### REQUEST:
Show each line in the records below that contains the string "scale".

### DATA IN THIS EXERCISE:
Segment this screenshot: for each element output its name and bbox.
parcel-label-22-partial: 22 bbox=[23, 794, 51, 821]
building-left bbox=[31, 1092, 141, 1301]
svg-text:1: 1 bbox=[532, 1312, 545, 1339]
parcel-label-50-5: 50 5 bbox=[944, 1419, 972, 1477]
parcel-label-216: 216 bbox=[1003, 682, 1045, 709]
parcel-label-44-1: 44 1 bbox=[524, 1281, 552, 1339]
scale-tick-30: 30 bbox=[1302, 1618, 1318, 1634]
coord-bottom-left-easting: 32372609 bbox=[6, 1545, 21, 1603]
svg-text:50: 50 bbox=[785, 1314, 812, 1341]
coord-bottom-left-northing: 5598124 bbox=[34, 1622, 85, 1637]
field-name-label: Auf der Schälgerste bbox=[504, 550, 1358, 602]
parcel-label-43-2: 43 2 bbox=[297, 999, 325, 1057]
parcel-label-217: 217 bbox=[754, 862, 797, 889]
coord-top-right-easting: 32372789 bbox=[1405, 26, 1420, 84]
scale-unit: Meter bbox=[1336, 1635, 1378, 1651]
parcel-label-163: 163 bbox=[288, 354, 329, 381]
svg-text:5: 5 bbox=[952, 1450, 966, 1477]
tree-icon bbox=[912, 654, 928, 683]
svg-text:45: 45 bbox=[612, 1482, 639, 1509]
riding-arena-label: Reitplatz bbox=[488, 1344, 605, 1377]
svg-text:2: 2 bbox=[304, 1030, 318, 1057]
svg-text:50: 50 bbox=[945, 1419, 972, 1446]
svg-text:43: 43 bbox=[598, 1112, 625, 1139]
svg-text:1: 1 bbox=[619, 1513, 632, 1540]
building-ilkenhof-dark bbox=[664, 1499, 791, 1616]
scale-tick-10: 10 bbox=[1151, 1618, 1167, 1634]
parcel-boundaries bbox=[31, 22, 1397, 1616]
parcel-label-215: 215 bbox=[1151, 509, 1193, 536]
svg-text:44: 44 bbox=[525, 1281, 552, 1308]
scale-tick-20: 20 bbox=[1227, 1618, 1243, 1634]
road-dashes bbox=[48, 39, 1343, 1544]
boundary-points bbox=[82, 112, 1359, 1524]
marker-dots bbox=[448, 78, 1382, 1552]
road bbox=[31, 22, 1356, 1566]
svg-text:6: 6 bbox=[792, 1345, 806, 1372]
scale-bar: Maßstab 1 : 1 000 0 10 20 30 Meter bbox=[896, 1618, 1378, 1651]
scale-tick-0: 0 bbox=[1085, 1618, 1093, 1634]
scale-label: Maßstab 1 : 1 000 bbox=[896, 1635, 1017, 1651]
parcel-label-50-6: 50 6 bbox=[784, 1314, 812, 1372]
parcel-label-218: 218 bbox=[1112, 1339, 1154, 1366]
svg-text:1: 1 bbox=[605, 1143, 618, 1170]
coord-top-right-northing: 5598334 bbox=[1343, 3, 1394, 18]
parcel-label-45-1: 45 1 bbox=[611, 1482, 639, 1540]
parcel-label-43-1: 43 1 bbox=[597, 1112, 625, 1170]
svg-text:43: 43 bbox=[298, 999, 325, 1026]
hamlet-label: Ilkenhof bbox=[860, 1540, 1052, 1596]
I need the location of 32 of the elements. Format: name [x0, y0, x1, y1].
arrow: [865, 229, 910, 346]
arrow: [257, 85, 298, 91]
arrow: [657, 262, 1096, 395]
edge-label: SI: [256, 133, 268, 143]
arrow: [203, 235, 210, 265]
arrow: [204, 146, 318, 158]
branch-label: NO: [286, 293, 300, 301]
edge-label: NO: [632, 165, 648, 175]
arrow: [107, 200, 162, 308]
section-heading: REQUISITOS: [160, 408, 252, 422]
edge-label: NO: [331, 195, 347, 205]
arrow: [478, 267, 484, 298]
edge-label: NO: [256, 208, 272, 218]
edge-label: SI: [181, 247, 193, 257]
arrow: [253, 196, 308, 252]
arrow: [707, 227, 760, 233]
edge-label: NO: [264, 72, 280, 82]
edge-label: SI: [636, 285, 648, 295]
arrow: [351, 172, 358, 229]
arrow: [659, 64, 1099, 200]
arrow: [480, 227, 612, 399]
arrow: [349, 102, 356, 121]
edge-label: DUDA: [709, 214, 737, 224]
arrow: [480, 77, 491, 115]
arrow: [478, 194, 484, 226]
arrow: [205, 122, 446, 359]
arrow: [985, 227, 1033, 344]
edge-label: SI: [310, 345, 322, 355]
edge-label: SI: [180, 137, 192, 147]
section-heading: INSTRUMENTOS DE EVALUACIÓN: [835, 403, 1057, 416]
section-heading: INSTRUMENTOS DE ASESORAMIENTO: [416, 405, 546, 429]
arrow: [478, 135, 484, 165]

### FINAL ANSWER:
scale-tick-30: 30 bbox=[1302, 1618, 1318, 1634]
scale-unit: Meter bbox=[1336, 1635, 1378, 1651]
scale-tick-10: 10 bbox=[1151, 1618, 1167, 1634]
scale-tick-20: 20 bbox=[1227, 1618, 1243, 1634]
scale-bar: Maßstab 1 : 1 000 0 10 20 30 Meter bbox=[896, 1618, 1378, 1651]
scale-tick-0: 0 bbox=[1085, 1618, 1093, 1634]
scale-label: Maßstab 1 : 1 000 bbox=[896, 1635, 1017, 1651]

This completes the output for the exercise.